THE TASK. From the listing below, tally the lines that include "Rolletta". Return only the total.

EXCERPTED RECORDS.
-- Opening Marker --
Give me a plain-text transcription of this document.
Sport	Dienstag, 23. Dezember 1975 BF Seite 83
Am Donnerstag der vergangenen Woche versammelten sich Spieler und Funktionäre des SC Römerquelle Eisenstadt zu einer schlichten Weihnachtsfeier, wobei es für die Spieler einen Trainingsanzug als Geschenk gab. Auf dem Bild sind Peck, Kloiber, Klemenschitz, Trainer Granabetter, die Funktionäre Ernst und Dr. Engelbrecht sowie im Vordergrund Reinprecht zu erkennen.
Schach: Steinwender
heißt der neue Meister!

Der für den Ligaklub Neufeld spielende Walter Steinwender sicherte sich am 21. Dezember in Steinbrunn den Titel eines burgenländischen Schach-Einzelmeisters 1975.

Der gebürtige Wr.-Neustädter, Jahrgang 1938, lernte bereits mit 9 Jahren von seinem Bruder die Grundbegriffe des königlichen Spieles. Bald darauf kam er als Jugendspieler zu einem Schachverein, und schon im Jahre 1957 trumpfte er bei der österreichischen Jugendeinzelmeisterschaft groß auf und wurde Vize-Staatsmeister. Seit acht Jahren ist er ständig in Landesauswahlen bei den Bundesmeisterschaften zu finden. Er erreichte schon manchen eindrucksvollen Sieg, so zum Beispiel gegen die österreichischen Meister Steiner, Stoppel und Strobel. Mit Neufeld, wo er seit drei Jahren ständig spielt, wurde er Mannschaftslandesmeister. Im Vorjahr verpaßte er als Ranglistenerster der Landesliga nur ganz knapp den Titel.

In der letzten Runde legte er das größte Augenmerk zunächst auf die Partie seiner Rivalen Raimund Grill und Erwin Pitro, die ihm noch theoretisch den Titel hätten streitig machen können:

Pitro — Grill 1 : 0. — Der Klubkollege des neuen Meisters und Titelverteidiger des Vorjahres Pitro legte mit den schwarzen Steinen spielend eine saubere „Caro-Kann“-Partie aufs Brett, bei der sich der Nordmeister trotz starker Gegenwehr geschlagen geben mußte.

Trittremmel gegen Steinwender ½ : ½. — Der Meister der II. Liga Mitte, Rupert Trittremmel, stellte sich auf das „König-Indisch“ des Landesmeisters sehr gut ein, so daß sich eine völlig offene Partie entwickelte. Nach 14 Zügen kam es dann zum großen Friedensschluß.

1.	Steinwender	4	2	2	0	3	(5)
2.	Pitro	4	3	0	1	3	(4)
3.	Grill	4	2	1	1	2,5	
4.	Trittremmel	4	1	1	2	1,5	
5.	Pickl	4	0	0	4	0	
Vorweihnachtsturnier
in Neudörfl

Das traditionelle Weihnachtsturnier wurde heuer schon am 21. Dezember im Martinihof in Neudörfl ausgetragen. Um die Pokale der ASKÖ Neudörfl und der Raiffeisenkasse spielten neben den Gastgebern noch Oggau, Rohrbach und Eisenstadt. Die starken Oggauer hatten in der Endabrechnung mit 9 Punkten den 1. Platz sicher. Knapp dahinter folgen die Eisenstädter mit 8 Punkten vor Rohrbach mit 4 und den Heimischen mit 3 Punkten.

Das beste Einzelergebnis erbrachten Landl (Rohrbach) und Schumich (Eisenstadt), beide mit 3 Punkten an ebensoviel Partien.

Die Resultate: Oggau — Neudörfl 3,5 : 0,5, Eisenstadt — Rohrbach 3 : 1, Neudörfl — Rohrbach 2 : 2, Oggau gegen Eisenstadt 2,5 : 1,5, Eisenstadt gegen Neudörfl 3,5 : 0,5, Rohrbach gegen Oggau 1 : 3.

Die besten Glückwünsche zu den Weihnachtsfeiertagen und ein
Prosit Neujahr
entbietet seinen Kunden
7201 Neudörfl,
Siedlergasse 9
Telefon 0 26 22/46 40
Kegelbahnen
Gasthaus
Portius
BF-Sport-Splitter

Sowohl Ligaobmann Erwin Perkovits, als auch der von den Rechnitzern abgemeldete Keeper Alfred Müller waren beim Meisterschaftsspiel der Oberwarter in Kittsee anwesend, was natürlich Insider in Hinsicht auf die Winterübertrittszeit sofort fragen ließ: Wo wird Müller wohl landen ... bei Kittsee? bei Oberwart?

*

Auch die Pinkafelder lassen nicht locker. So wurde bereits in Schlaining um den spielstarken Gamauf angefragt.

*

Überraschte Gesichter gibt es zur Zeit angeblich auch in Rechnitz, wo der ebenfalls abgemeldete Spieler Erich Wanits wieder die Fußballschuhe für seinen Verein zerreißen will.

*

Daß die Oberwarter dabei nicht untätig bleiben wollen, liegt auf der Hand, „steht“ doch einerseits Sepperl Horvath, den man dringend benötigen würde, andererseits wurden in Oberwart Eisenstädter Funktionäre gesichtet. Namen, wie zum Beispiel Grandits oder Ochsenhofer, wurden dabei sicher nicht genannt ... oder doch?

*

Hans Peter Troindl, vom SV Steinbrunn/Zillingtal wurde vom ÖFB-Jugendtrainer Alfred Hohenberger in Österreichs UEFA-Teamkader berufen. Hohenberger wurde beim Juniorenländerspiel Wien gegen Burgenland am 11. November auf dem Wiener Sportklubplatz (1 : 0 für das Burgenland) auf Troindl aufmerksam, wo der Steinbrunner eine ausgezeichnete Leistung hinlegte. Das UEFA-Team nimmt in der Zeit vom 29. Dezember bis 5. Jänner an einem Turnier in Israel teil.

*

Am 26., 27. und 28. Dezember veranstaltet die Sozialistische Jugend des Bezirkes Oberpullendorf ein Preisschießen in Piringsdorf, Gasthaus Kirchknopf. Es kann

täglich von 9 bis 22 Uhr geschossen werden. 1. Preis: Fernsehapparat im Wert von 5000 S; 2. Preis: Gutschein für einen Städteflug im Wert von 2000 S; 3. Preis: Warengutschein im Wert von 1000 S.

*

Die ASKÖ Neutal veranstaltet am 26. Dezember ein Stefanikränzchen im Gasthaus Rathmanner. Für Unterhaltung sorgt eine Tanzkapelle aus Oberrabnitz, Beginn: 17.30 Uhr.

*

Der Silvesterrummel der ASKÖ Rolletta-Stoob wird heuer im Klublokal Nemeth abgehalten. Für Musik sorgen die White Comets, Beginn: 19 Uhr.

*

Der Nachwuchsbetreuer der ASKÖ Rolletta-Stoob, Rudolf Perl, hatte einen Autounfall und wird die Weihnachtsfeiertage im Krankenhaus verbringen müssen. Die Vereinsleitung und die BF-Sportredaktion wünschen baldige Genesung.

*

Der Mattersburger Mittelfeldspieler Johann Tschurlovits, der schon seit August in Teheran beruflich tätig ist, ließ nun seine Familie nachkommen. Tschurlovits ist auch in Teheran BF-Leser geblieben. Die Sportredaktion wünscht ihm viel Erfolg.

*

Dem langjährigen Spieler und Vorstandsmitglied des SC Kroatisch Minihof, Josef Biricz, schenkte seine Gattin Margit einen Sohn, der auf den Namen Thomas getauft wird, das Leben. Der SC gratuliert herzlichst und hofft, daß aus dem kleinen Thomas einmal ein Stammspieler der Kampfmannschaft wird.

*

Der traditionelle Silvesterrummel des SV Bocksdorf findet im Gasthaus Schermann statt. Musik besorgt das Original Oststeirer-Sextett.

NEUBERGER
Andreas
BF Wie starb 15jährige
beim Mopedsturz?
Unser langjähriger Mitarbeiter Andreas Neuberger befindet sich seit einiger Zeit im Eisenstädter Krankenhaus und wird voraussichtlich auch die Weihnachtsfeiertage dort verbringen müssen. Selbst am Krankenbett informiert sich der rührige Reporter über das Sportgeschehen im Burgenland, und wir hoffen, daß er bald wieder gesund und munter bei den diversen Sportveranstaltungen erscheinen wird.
-- Closing Marker --
ANSWER AREA. 2